- **Request**: Quote every line below exactly as it reads.

- **Dataset excerpts**:
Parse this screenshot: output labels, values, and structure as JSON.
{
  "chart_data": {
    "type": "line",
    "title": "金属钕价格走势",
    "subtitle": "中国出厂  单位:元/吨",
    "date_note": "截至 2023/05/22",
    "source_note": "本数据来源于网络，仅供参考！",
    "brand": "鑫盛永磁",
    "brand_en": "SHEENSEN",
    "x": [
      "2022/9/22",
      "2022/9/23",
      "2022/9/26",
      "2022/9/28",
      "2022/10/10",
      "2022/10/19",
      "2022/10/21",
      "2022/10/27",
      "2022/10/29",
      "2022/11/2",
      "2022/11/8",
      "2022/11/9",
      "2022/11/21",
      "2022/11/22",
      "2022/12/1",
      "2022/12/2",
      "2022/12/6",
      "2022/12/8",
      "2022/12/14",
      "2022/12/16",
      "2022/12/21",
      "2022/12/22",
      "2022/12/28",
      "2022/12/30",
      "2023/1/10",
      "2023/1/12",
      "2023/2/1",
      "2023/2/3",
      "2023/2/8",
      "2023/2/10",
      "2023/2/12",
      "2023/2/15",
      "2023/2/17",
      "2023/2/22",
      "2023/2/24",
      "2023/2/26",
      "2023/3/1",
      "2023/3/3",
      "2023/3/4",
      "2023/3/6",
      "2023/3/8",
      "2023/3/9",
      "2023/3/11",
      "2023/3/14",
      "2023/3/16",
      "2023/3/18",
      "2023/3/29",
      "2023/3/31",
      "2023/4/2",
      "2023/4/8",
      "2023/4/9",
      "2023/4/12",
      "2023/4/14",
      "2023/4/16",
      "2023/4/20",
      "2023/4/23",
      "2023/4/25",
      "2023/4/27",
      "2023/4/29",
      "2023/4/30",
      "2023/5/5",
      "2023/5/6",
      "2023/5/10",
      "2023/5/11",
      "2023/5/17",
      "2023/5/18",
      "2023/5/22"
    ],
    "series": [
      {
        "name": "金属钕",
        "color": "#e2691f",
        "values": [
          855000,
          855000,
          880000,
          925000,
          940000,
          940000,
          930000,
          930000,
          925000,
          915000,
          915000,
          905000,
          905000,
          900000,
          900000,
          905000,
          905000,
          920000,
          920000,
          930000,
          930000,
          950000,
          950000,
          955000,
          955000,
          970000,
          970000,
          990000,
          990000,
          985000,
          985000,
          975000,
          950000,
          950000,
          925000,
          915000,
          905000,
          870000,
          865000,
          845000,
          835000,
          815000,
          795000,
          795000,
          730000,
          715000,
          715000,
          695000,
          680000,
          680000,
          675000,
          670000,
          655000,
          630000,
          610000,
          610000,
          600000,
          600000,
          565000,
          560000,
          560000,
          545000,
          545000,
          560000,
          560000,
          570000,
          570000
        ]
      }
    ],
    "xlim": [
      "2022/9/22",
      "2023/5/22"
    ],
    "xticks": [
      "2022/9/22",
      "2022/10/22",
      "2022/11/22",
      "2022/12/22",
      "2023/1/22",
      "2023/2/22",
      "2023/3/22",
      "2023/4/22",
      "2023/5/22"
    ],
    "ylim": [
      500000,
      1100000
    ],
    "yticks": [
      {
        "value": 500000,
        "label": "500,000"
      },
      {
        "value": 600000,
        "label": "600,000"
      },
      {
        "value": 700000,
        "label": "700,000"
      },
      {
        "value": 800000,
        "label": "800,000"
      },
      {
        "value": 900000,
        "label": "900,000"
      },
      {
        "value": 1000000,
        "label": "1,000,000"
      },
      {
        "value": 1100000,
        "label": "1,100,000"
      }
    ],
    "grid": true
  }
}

- **Right answer**:
Parse this screenshot: output labels, values, and structure as JSON.
{
  "chart_data": {
    "type": "line",
    "title": "金属钕价格走势",
    "subtitle": "中国出厂  单位:元/吨",
    "date_note": "截至 2023/05/22",
    "source_note": "本数据来源于网络，仅供参考！",
    "brand": "鑫盛永磁",
    "brand_en": "SHEENSEN",
    "x": [
      "2022/9/22",
      "2022/9/23",
      "2022/9/26",
      "2022/9/28",
      "2022/10/10",
      "2022/10/19",
      "2022/10/21",
      "2022/10/27",
      "2022/10/29",
      "2022/11/2",
      "2022/11/8",
      "2022/11/9",
      "2022/11/21",
      "2022/11/22",
      "2022/12/1",
      "2022/12/2",
      "2022/12/6",
      "2022/12/8",
      "2022/12/14",
      "2022/12/16",
      "2022/12/21",
      "2022/12/22",
      "2022/12/28",
      "2022/12/30",
      "2023/1/10",
      "2023/1/12",
      "2023/2/1",
      "2023/2/3",
      "2023/2/8",
      "2023/2/10",
      "2023/2/12",
      "2023/2/15",
      "2023/2/17",
      "2023/2/22",
      "2023/2/24",
      "2023/2/26",
      "2023/3/1",
      "2023/3/3",
      "2023/3/4",
      "2023/3/6",
      "2023/3/8",
      "2023/3/9",
      "2023/3/11",
      "2023/3/14",
      "2023/3/16",
      "2023/3/18",
      "2023/3/29",
      "2023/3/31",
      "2023/4/2",
      "2023/4/8",
      "2023/4/9",
      "2023/4/12",
      "2023/4/14",
      "2023/4/16",
      "2023/4/20",
      "2023/4/23",
      "2023/4/25",
      "2023/4/27",
      "2023/4/29",
      "2023/4/30",
      "2023/5/5",
      "2023/5/6",
      "2023/5/10",
      "2023/5/11",
      "2023/5/17",
      "2023/5/18",
      "2023/5/22"
    ],
    "series": [
      {
        "name": "金属钕",
        "color": "#e2691f",
        "values": [
          855000,
          855000,
          880000,
          925000,
          940000,
          940000,
          930000,
          930000,
          925000,
          915000,
          915000,
          905000,
          905000,
          900000,
          900000,
          905000,
          905000,
          920000,
          920000,
          930000,
          930000,
          950000,
          950000,
          955000,
          955000,
          970000,
          970000,
          990000,
          990000,
          985000,
          985000,
          975000,
          950000,
          950000,
          925000,
          915000,
          905000,
          870000,
          865000,
          845000,
          835000,
          815000,
          795000,
          795000,
          730000,
          715000,
          715000,
          695000,
          680000,
          680000,
          675000,
          670000,
          655000,
          630000,
          610000,
          610000,
          600000,
          600000,
          565000,
          560000,
          560000,
          545000,
          545000,
          560000,
          560000,
          570000,
          570000
        ]
      }
    ],
    "xlim": [
      "2022/9/22",
      "2023/5/22"
    ],
    "xticks": [
      "2022/9/22",
      "2022/10/22",
      "2022/11/22",
      "2022/12/22",
      "2023/1/22",
      "2023/2/22",
      "2023/3/22",
      "2023/4/22",
      "2023/5/22"
    ],
    "ylim": [
      500000,
      1100000
    ],
    "yticks": [
      {
        "value": 500000,
        "label": "500,000"
      },
      {
        "value": 600000,
        "label": "600,000"
      },
      {
        "value": 700000,
        "label": "700,000"
      },
      {
        "value": 800000,
        "label": "800,000"
      },
      {
        "value": 900000,
        "label": "900,000"
      },
      {
        "value": 1000000,
        "label": "1,000,000"
      },
      {
        "value": 1100000,
        "label": "1,100,000"
      }
    ],
    "grid": true
  }
}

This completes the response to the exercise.